* BEGIN ENTRIES SUPPLIED *
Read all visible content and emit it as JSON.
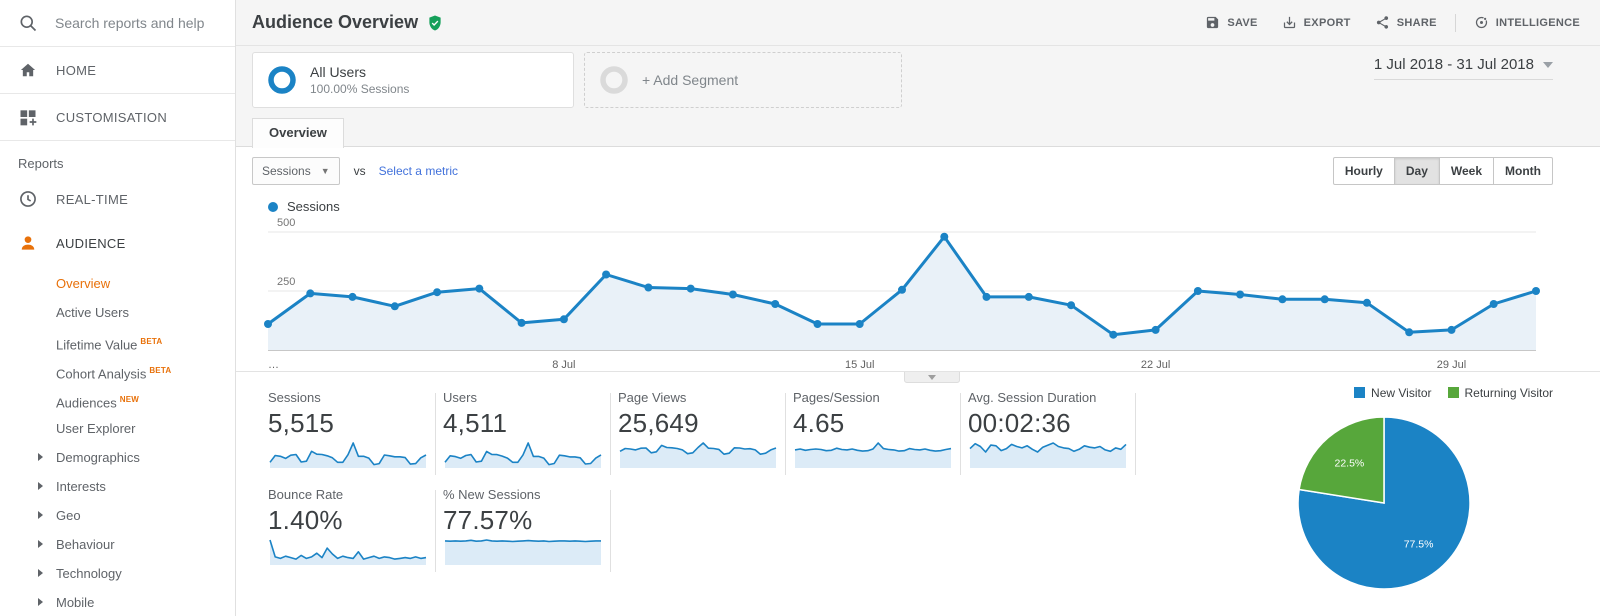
{
  "sidebar": {
    "search_placeholder": "Search reports and help",
    "items": [
      {
        "label": "HOME"
      },
      {
        "label": "CUSTOMISATION"
      }
    ],
    "reports_label": "Reports",
    "report_items": [
      {
        "label": "REAL-TIME"
      },
      {
        "label": "AUDIENCE"
      }
    ],
    "audience_items": [
      {
        "label": "Overview",
        "active": true
      },
      {
        "label": "Active Users"
      },
      {
        "label": "Lifetime Value",
        "badge": "BETA"
      },
      {
        "label": "Cohort Analysis",
        "badge": "BETA"
      },
      {
        "label": "Audiences",
        "badge": "NEW"
      },
      {
        "label": "User Explorer"
      },
      {
        "label": "Demographics",
        "expandable": true
      },
      {
        "label": "Interests",
        "expandable": true
      },
      {
        "label": "Geo",
        "expandable": true
      },
      {
        "label": "Behaviour",
        "expandable": true
      },
      {
        "label": "Technology",
        "expandable": true
      },
      {
        "label": "Mobile",
        "expandable": true
      }
    ]
  },
  "header": {
    "title": "Audience Overview",
    "toolbar": [
      {
        "label": "SAVE"
      },
      {
        "label": "EXPORT"
      },
      {
        "label": "SHARE"
      },
      {
        "label": "INTELLIGENCE"
      }
    ],
    "date_range": "1 Jul 2018 - 31 Jul 2018"
  },
  "segments": {
    "all_users": {
      "title": "All Users",
      "subtitle": "100.00% Sessions"
    },
    "add_segment": {
      "label": "+ Add Segment"
    }
  },
  "tabs": {
    "overview": "Overview"
  },
  "controls": {
    "metric_dropdown": "Sessions",
    "vs_label": "vs",
    "select_metric": "Select a metric",
    "granularity": [
      {
        "label": "Hourly"
      },
      {
        "label": "Day",
        "selected": true
      },
      {
        "label": "Week"
      },
      {
        "label": "Month"
      }
    ]
  },
  "chart_data": [
    {
      "type": "line",
      "legend": "Sessions",
      "color": "#1b83c5",
      "fill": "#e9f1f8",
      "ylim": [
        0,
        500
      ],
      "yticks": [
        250,
        500
      ],
      "x_tick_indices": [
        0,
        7,
        14,
        21,
        28
      ],
      "x_tick_labels": [
        "…",
        "8 Jul",
        "15 Jul",
        "22 Jul",
        "29 Jul"
      ],
      "x_range": [
        "1 Jul 2018",
        "31 Jul 2018"
      ],
      "values": [
        110,
        240,
        225,
        185,
        245,
        260,
        115,
        130,
        320,
        265,
        260,
        235,
        195,
        110,
        110,
        255,
        480,
        225,
        225,
        190,
        65,
        85,
        250,
        235,
        215,
        215,
        200,
        75,
        85,
        195,
        250
      ]
    },
    {
      "type": "pie",
      "title": "New vs Returning",
      "legend_position": "top",
      "slices": [
        {
          "label": "New Visitor",
          "value": 77.5,
          "text": "77.5%",
          "color": "#1b83c5"
        },
        {
          "label": "Returning Visitor",
          "value": 22.5,
          "text": "22.5%",
          "color": "#57a73b"
        }
      ]
    }
  ],
  "scorecards": [
    {
      "label": "Sessions",
      "value": "5,515",
      "spark": [
        110,
        240,
        225,
        185,
        245,
        260,
        115,
        130,
        320,
        265,
        260,
        235,
        195,
        110,
        110,
        255,
        480,
        225,
        225,
        190,
        65,
        85,
        250,
        235,
        215,
        215,
        200,
        75,
        85,
        195,
        250
      ]
    },
    {
      "label": "Users",
      "value": "4,511",
      "spark": [
        100,
        215,
        200,
        170,
        220,
        235,
        105,
        120,
        290,
        240,
        235,
        210,
        175,
        100,
        100,
        230,
        440,
        205,
        205,
        175,
        60,
        80,
        225,
        215,
        195,
        195,
        180,
        70,
        80,
        175,
        230
      ]
    },
    {
      "label": "Page Views",
      "value": "25,649",
      "spark": [
        700,
        820,
        800,
        760,
        830,
        840,
        640,
        680,
        950,
        860,
        850,
        820,
        760,
        600,
        640,
        860,
        1050,
        830,
        820,
        780,
        580,
        620,
        850,
        840,
        800,
        810,
        760,
        580,
        620,
        760,
        840
      ]
    },
    {
      "label": "Pages/Session",
      "value": "4.65",
      "spark": [
        4.5,
        4.7,
        4.4,
        4.6,
        4.7,
        4.6,
        4.3,
        4.4,
        4.9,
        4.6,
        4.5,
        4.7,
        4.4,
        4.2,
        4.3,
        4.7,
        6.2,
        4.8,
        4.6,
        4.5,
        4.2,
        4.3,
        4.8,
        4.6,
        4.5,
        4.7,
        4.4,
        4.2,
        4.3,
        4.6,
        4.8
      ]
    },
    {
      "label": "Avg. Session Duration",
      "value": "00:02:36",
      "spark": [
        140,
        175,
        155,
        115,
        165,
        160,
        125,
        140,
        170,
        155,
        145,
        160,
        135,
        115,
        150,
        165,
        180,
        155,
        145,
        140,
        120,
        135,
        160,
        150,
        145,
        155,
        130,
        120,
        145,
        135,
        170
      ]
    },
    {
      "label": "Bounce Rate",
      "value": "1.40%",
      "spark": [
        3.4,
        1.1,
        0.9,
        1.2,
        1.0,
        0.8,
        1.3,
        0.9,
        1.1,
        1.6,
        1.0,
        2.3,
        1.5,
        0.9,
        1.2,
        1.0,
        0.9,
        1.8,
        0.8,
        1.0,
        1.2,
        0.9,
        1.1,
        1.0,
        0.8,
        0.9,
        1.0,
        0.9,
        1.1,
        0.9,
        1.0
      ]
    },
    {
      "label": "% New Sessions",
      "value": "77.57%",
      "spark": [
        78,
        77,
        78,
        77,
        78,
        80,
        77,
        78,
        81,
        78,
        77,
        78,
        77,
        76,
        77,
        78,
        79,
        78,
        77,
        78,
        76,
        77,
        78,
        78,
        77,
        78,
        77,
        76,
        77,
        78,
        78
      ]
    }
  ]
}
* END ENTRIES SUPPLIED *
TASK INSTRUCTIONS: Write down every line of the data above that includes the string "color".

RIGHT ANSWER:
      "color": "#1b83c5",
          "color": "#1b83c5"
          "color": "#57a73b"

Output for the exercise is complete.